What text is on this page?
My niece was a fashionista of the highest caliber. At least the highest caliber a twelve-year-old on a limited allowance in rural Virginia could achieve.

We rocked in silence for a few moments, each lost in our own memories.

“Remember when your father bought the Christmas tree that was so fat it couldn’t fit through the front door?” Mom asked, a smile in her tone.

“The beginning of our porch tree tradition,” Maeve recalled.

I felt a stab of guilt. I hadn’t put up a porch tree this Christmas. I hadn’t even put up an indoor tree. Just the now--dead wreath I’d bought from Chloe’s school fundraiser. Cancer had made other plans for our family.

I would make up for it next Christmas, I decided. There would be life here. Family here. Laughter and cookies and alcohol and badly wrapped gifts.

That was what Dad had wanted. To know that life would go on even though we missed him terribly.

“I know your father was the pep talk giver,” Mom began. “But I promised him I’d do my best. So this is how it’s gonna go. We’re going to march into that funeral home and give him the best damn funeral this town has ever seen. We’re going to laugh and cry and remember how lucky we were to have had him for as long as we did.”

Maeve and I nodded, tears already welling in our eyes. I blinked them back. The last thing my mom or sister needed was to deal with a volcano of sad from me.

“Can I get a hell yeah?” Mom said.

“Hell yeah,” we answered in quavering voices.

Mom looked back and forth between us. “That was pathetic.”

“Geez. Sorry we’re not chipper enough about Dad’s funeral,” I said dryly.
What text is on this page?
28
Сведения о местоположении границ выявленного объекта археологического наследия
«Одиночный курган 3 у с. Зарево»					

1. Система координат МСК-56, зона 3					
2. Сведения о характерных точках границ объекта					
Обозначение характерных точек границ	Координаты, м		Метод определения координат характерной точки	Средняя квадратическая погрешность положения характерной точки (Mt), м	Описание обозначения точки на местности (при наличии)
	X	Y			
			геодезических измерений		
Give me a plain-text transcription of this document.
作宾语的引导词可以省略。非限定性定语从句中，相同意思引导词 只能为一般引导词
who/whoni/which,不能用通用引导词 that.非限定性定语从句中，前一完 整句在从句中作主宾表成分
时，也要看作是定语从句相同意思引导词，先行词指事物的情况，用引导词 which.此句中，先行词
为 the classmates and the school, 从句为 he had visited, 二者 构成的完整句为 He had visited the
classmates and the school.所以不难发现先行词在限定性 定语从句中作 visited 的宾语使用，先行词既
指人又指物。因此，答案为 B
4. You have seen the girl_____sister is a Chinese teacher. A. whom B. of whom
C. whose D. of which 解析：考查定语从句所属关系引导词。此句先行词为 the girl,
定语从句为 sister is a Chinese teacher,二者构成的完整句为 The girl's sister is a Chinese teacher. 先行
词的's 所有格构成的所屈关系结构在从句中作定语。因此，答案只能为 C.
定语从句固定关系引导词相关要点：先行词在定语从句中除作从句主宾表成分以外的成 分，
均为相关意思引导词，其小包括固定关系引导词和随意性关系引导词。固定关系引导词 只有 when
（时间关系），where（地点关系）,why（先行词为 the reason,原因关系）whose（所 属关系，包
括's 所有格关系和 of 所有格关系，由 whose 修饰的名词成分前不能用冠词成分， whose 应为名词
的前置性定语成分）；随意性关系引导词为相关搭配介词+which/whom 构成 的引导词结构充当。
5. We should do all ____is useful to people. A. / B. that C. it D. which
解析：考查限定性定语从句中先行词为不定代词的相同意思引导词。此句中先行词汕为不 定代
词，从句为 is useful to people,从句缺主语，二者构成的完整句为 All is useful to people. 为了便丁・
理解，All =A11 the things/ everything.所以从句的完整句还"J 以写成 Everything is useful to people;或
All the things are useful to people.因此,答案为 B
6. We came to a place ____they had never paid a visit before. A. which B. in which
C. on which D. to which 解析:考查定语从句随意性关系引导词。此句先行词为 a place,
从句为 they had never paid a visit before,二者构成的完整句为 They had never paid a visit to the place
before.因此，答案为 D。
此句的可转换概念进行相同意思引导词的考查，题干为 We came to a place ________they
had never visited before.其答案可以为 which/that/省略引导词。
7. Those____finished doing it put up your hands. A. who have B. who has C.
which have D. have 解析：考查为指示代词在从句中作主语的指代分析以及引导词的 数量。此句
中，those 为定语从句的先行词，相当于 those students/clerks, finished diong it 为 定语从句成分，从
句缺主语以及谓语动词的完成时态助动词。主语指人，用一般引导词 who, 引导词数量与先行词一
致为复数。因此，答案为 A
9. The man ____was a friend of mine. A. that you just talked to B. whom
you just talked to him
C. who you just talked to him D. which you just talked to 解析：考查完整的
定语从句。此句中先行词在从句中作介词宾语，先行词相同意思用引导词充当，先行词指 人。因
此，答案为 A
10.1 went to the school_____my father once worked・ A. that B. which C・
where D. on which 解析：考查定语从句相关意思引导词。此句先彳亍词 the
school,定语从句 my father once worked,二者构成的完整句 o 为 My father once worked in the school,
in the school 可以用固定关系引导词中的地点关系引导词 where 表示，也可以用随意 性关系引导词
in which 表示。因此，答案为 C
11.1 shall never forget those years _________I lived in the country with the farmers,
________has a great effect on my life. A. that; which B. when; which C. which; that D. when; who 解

^^^^^^^^

Write down every line of the data exactly as it appears above.

### Task response
What text is on this page?
My niece was a fashionista of the highest caliber. At least the highest caliber a twelve-year-old on a limited allowance in rural Virginia could achieve.

We rocked in silence for a few moments, each lost in our own memories.

“Remember when your father bought the Christmas tree that was so fat it couldn’t fit through the front door?” Mom asked, a smile in her tone.

“The beginning of our porch tree tradition,” Maeve recalled.

I felt a stab of guilt. I hadn’t put up a porch tree this Christmas. I hadn’t even put up an indoor tree. Just the now--dead wreath I’d bought from Chloe’s school fundraiser. Cancer had made other plans for our family.

I would make up for it next Christmas, I decided. There would be life here. Family here. Laughter and cookies and alcohol and badly wrapped gifts.

That was what Dad had wanted. To know that life would go on even though we missed him terribly.

“I know your father was the pep talk giver,” Mom began. “But I promised him I’d do my best. So this is how it’s gonna go. We’re going to march into that funeral home and give him the best damn funeral this town has ever seen. We’re going to laugh and cry and remember how lucky we were to have had him for as long as we did.”

Maeve and I nodded, tears already welling in our eyes. I blinked them back. The last thing my mom or sister needed was to deal with a volcano of sad from me.

“Can I get a hell yeah?” Mom said.

“Hell yeah,” we answered in quavering voices.

Mom looked back and forth between us. “That was pathetic.”

“Geez. Sorry we’re not chipper enough about Dad’s funeral,” I said dryly.
What text is on this page?
28
Сведения о местоположении границ выявленного объекта археологического наследия
«Одиночный курган 3 у с. Зарево»					

1. Система координат МСК-56, зона 3					
2. Сведения о характерных точках границ объекта					
Обозначение характерных точек границ	Координаты, м		Метод определения координат характерной точки	Средняя квадратическая погрешность положения характерной точки (Mt), м	Описание обозначения точки на местности (при наличии)
	X	Y			
			геодезических измерений		
Give me a plain-text transcription of this document.
作宾语的引导词可以省略。非限定性定语从句中，相同意思引导词 只能为一般引导词
who/whoni/which,不能用通用引导词 that.非限定性定语从句中，前一完 整句在从句中作主宾表成分
时，也要看作是定语从句相同意思引导词，先行词指事物的情况，用引导词 which.此句中，先行词
为 the classmates and the school, 从句为 he had visited, 二者 构成的完整句为 He had visited the
classmates and the school.所以不难发现先行词在限定性 定语从句中作 visited 的宾语使用，先行词既
指人又指物。因此，答案为 B
4. You have seen the girl_____sister is a Chinese teacher. A. whom B. of whom
C. whose D. of which 解析：考查定语从句所属关系引导词。此句先行词为 the girl,
定语从句为 sister is a Chinese teacher,二者构成的完整句为 The girl's sister is a Chinese teacher. 先行
词的's 所有格构成的所屈关系结构在从句中作定语。因此，答案只能为 C.
定语从句固定关系引导词相关要点：先行词在定语从句中除作从句主宾表成分以外的成 分，
均为相关意思引导词，其小包括固定关系引导词和随意性关系引导词。固定关系引导词 只有 when
（时间关系），where（地点关系）,why（先行词为 the reason,原因关系）whose（所 属关系，包
括's 所有格关系和 of 所有格关系，由 whose 修饰的名词成分前不能用冠词成分， whose 应为名词
的前置性定语成分）；随意性关系引导词为相关搭配介词+which/whom 构成 的引导词结构充当。
5. We should do all ____is useful to people. A. / B. that C. it D. which
解析：考查限定性定语从句中先行词为不定代词的相同意思引导词。此句中先行词汕为不 定代
词，从句为 is useful to people,从句缺主语，二者构成的完整句为 All is useful to people. 为了便丁・
理解，All =A11 the things/ everything.所以从句的完整句还"J 以写成 Everything is useful to people;或
All the things are useful to people.因此,答案为 B
6. We came to a place ____they had never paid a visit before. A. which B. in which
C. on which D. to which 解析:考查定语从句随意性关系引导词。此句先行词为 a place,
从句为 they had never paid a visit before,二者构成的完整句为 They had never paid a visit to the place
before.因此，答案为 D。
此句的可转换概念进行相同意思引导词的考查，题干为 We came to a place ________they
had never visited before.其答案可以为 which/that/省略引导词。
7. Those____finished doing it put up your hands. A. who have B. who has C.
which have D. have 解析：考查为指示代词在从句中作主语的指代分析以及引导词的 数量。此句
中，those 为定语从句的先行词，相当于 those students/clerks, finished diong it 为 定语从句成分，从
句缺主语以及谓语动词的完成时态助动词。主语指人，用一般引导词 who, 引导词数量与先行词一
致为复数。因此，答案为 A
9. The man ____was a friend of mine. A. that you just talked to B. whom
you just talked to him
C. who you just talked to him D. which you just talked to 解析：考查完整的
定语从句。此句中先行词在从句中作介词宾语，先行词相同意思用引导词充当，先行词指 人。因
此，答案为 A
10.1 went to the school_____my father once worked・ A. that B. which C・
where D. on which 解析：考查定语从句相关意思引导词。此句先彳亍词 the
school,定语从句 my father once worked,二者构成的完整句 o 为 My father once worked in the school,
in the school 可以用固定关系引导词中的地点关系引导词 where 表示，也可以用随意 性关系引导词
in which 表示。因此，答案为 C
11.1 shall never forget those years _________I lived in the country with the farmers,
________has a great effect on my life. A. that; which B. when; which C. which; that D. when; who 解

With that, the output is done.